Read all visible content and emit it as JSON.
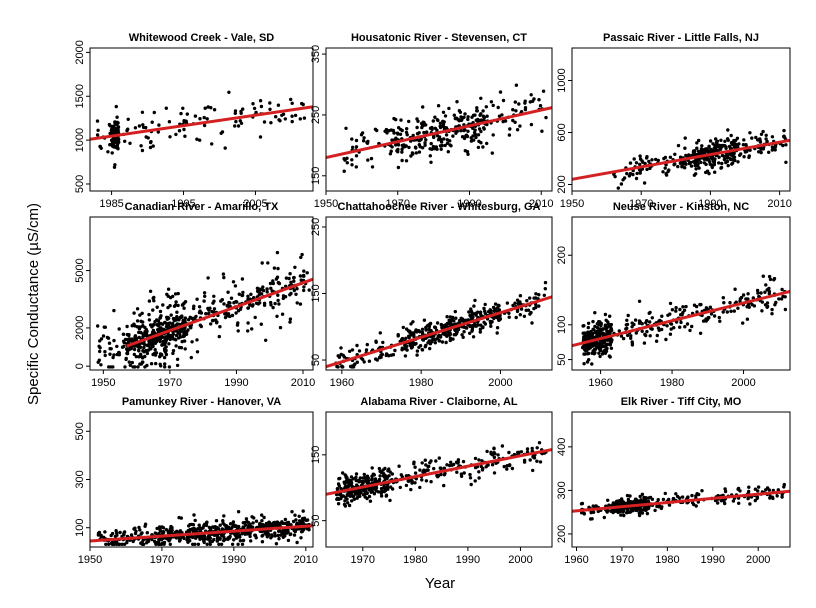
{
  "figure": {
    "xlabel": "Year",
    "ylabel": "Specific Conductance (µS/cm)"
  },
  "chart_data": [
    {
      "type": "scatter",
      "title": "Whitewood Creek - Vale, SD",
      "xlim": [
        1982,
        2013
      ],
      "ylim": [
        420,
        2050
      ],
      "xticks": [
        1985,
        1995,
        2005
      ],
      "yticks": [
        500,
        1000,
        1500,
        2000
      ],
      "data_range": [
        1983,
        2012
      ],
      "points": 210,
      "cluster": [
        1985,
        1986,
        1.4
      ],
      "trend": {
        "x": [
          1982,
          2013
        ],
        "y": [
          1010,
          1380
        ]
      },
      "spread": 290,
      "color_line": "#d42020",
      "color_points": "#000000"
    },
    {
      "type": "scatter",
      "title": "Housatonic River - Stevensen, CT",
      "xlim": [
        1950,
        2013
      ],
      "ylim": [
        125,
        360
      ],
      "xticks": [
        1950,
        1970,
        1990,
        2010
      ],
      "yticks": [
        150,
        250,
        350
      ],
      "data_range": [
        1955,
        2012
      ],
      "points": 330,
      "cluster": [
        1968,
        1995,
        1.6
      ],
      "trend": {
        "x": [
          1950,
          2013
        ],
        "y": [
          180,
          262
        ]
      },
      "spread": 38,
      "color_line": "#d42020",
      "color_points": "#000000"
    },
    {
      "type": "scatter",
      "title": "Passaic River - Little Falls, NJ",
      "xlim": [
        1950,
        2013
      ],
      "ylim": [
        150,
        1250
      ],
      "xticks": [
        1950,
        1970,
        1990,
        2010
      ],
      "yticks": [
        200,
        600,
        1000
      ],
      "data_range": [
        1962,
        2012
      ],
      "points": 360,
      "cluster": [
        1985,
        1998,
        1.8
      ],
      "trend": {
        "x": [
          1950,
          2013
        ],
        "y": [
          240,
          540
        ]
      },
      "spread": 110,
      "color_line": "#d42020",
      "color_points": "#000000"
    },
    {
      "type": "scatter",
      "title": "Canadian River - Amarillo, TX",
      "xlim": [
        1946,
        2013
      ],
      "ylim": [
        -200,
        7800
      ],
      "xticks": [
        1950,
        1970,
        1990,
        2010
      ],
      "yticks": [
        0,
        2000,
        5000
      ],
      "data_range": [
        1948,
        2012
      ],
      "points": 650,
      "cluster": [
        1957,
        1975,
        2.5
      ],
      "trend": {
        "x": [
          1957,
          2013
        ],
        "y": [
          1050,
          4550
        ]
      },
      "spread": 1100,
      "color_line": "#d42020",
      "color_points": "#000000"
    },
    {
      "type": "scatter",
      "title": "Chattahoochee River - Whitesburg, GA",
      "xlim": [
        1956,
        2013
      ],
      "ylim": [
        35,
        265
      ],
      "xticks": [
        1960,
        1980,
        2000
      ],
      "yticks": [
        50,
        150,
        250
      ],
      "data_range": [
        1958,
        2012
      ],
      "points": 430,
      "cluster": [
        1975,
        2000,
        1.6
      ],
      "trend": {
        "x": [
          1956,
          2013
        ],
        "y": [
          40,
          145
        ]
      },
      "spread": 22,
      "color_line": "#d42020",
      "color_points": "#000000"
    },
    {
      "type": "scatter",
      "title": "Neuse River - Kinston, NC",
      "xlim": [
        1952,
        2013
      ],
      "ylim": [
        35,
        255
      ],
      "xticks": [
        1960,
        1980,
        2000
      ],
      "yticks": [
        50,
        100,
        200
      ],
      "data_range": [
        1955,
        2012
      ],
      "points": 450,
      "cluster": [
        1955,
        1963,
        1.6
      ],
      "trend": {
        "x": [
          1952,
          2013
        ],
        "y": [
          70,
          148
        ]
      },
      "spread": 28,
      "color_line": "#d42020",
      "color_points": "#000000"
    },
    {
      "type": "scatter",
      "title": "Pamunkey River - Hanover, VA",
      "xlim": [
        1950,
        2012
      ],
      "ylim": [
        20,
        580
      ],
      "xticks": [
        1950,
        1970,
        1990,
        2010
      ],
      "yticks": [
        100,
        300,
        500
      ],
      "data_range": [
        1952,
        2011
      ],
      "points": 600,
      "cluster": [
        1968,
        2011,
        2.0
      ],
      "trend": {
        "x": [
          1950,
          2012
        ],
        "y": [
          45,
          108
        ]
      },
      "spread": 45,
      "color_line": "#d42020",
      "color_points": "#000000"
    },
    {
      "type": "scatter",
      "title": "Alabama River - Claiborne, AL",
      "xlim": [
        1963,
        2006
      ],
      "ylim": [
        10,
        215
      ],
      "xticks": [
        1970,
        1980,
        1990,
        2000
      ],
      "yticks": [
        50,
        150
      ],
      "data_range": [
        1965,
        2005
      ],
      "points": 400,
      "cluster": [
        1965,
        1975,
        1.4
      ],
      "trend": {
        "x": [
          1963,
          2006
        ],
        "y": [
          90,
          158
        ]
      },
      "spread": 26,
      "color_line": "#d42020",
      "color_points": "#000000"
    },
    {
      "type": "scatter",
      "title": "Elk River - Tiff City, MO",
      "xlim": [
        1959,
        2007
      ],
      "ylim": [
        170,
        480
      ],
      "xticks": [
        1960,
        1970,
        1980,
        1990,
        2000
      ],
      "yticks": [
        200,
        300,
        400
      ],
      "data_range": [
        1961,
        2006
      ],
      "points": 400,
      "cluster": [
        1968,
        1976,
        1.5
      ],
      "trend": {
        "x": [
          1959,
          2007
        ],
        "y": [
          252,
          298
        ]
      },
      "spread": 20,
      "color_line": "#d42020",
      "color_points": "#000000"
    }
  ]
}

--- YOUR TASK ---
Restate the records above in full, word for word. Keep pictures out.

--- RESPONSE TO THE EXERCISE ---
Read all visible content and emit it as JSON.
{
  "figure": {
    "xlabel": "Year",
    "ylabel": "Specific Conductance (µS/cm)"
  },
  "chart_data": [
    {
      "type": "scatter",
      "title": "Whitewood Creek - Vale, SD",
      "xlim": [
        1982,
        2013
      ],
      "ylim": [
        420,
        2050
      ],
      "xticks": [
        1985,
        1995,
        2005
      ],
      "yticks": [
        500,
        1000,
        1500,
        2000
      ],
      "data_range": [
        1983,
        2012
      ],
      "points": 210,
      "cluster": [
        1985,
        1986,
        1.4
      ],
      "trend": {
        "x": [
          1982,
          2013
        ],
        "y": [
          1010,
          1380
        ]
      },
      "spread": 290,
      "color_line": "#d42020",
      "color_points": "#000000"
    },
    {
      "type": "scatter",
      "title": "Housatonic River - Stevensen, CT",
      "xlim": [
        1950,
        2013
      ],
      "ylim": [
        125,
        360
      ],
      "xticks": [
        1950,
        1970,
        1990,
        2010
      ],
      "yticks": [
        150,
        250,
        350
      ],
      "data_range": [
        1955,
        2012
      ],
      "points": 330,
      "cluster": [
        1968,
        1995,
        1.6
      ],
      "trend": {
        "x": [
          1950,
          2013
        ],
        "y": [
          180,
          262
        ]
      },
      "spread": 38,
      "color_line": "#d42020",
      "color_points": "#000000"
    },
    {
      "type": "scatter",
      "title": "Passaic River - Little Falls, NJ",
      "xlim": [
        1950,
        2013
      ],
      "ylim": [
        150,
        1250
      ],
      "xticks": [
        1950,
        1970,
        1990,
        2010
      ],
      "yticks": [
        200,
        600,
        1000
      ],
      "data_range": [
        1962,
        2012
      ],
      "points": 360,
      "cluster": [
        1985,
        1998,
        1.8
      ],
      "trend": {
        "x": [
          1950,
          2013
        ],
        "y": [
          240,
          540
        ]
      },
      "spread": 110,
      "color_line": "#d42020",
      "color_points": "#000000"
    },
    {
      "type": "scatter",
      "title": "Canadian River - Amarillo, TX",
      "xlim": [
        1946,
        2013
      ],
      "ylim": [
        -200,
        7800
      ],
      "xticks": [
        1950,
        1970,
        1990,
        2010
      ],
      "yticks": [
        0,
        2000,
        5000
      ],
      "data_range": [
        1948,
        2012
      ],
      "points": 650,
      "cluster": [
        1957,
        1975,
        2.5
      ],
      "trend": {
        "x": [
          1957,
          2013
        ],
        "y": [
          1050,
          4550
        ]
      },
      "spread": 1100,
      "color_line": "#d42020",
      "color_points": "#000000"
    },
    {
      "type": "scatter",
      "title": "Chattahoochee River - Whitesburg, GA",
      "xlim": [
        1956,
        2013
      ],
      "ylim": [
        35,
        265
      ],
      "xticks": [
        1960,
        1980,
        2000
      ],
      "yticks": [
        50,
        150,
        250
      ],
      "data_range": [
        1958,
        2012
      ],
      "points": 430,
      "cluster": [
        1975,
        2000,
        1.6
      ],
      "trend": {
        "x": [
          1956,
          2013
        ],
        "y": [
          40,
          145
        ]
      },
      "spread": 22,
      "color_line": "#d42020",
      "color_points": "#000000"
    },
    {
      "type": "scatter",
      "title": "Neuse River - Kinston, NC",
      "xlim": [
        1952,
        2013
      ],
      "ylim": [
        35,
        255
      ],
      "xticks": [
        1960,
        1980,
        2000
      ],
      "yticks": [
        50,
        100,
        200
      ],
      "data_range": [
        1955,
        2012
      ],
      "points": 450,
      "cluster": [
        1955,
        1963,
        1.6
      ],
      "trend": {
        "x": [
          1952,
          2013
        ],
        "y": [
          70,
          148
        ]
      },
      "spread": 28,
      "color_line": "#d42020",
      "color_points": "#000000"
    },
    {
      "type": "scatter",
      "title": "Pamunkey River - Hanover, VA",
      "xlim": [
        1950,
        2012
      ],
      "ylim": [
        20,
        580
      ],
      "xticks": [
        1950,
        1970,
        1990,
        2010
      ],
      "yticks": [
        100,
        300,
        500
      ],
      "data_range": [
        1952,
        2011
      ],
      "points": 600,
      "cluster": [
        1968,
        2011,
        2.0
      ],
      "trend": {
        "x": [
          1950,
          2012
        ],
        "y": [
          45,
          108
        ]
      },
      "spread": 45,
      "color_line": "#d42020",
      "color_points": "#000000"
    },
    {
      "type": "scatter",
      "title": "Alabama River - Claiborne, AL",
      "xlim": [
        1963,
        2006
      ],
      "ylim": [
        10,
        215
      ],
      "xticks": [
        1970,
        1980,
        1990,
        2000
      ],
      "yticks": [
        50,
        150
      ],
      "data_range": [
        1965,
        2005
      ],
      "points": 400,
      "cluster": [
        1965,
        1975,
        1.4
      ],
      "trend": {
        "x": [
          1963,
          2006
        ],
        "y": [
          90,
          158
        ]
      },
      "spread": 26,
      "color_line": "#d42020",
      "color_points": "#000000"
    },
    {
      "type": "scatter",
      "title": "Elk River - Tiff City, MO",
      "xlim": [
        1959,
        2007
      ],
      "ylim": [
        170,
        480
      ],
      "xticks": [
        1960,
        1970,
        1980,
        1990,
        2000
      ],
      "yticks": [
        200,
        300,
        400
      ],
      "data_range": [
        1961,
        2006
      ],
      "points": 400,
      "cluster": [
        1968,
        1976,
        1.5
      ],
      "trend": {
        "x": [
          1959,
          2007
        ],
        "y": [
          252,
          298
        ]
      },
      "spread": 20,
      "color_line": "#d42020",
      "color_points": "#000000"
    }
  ]
}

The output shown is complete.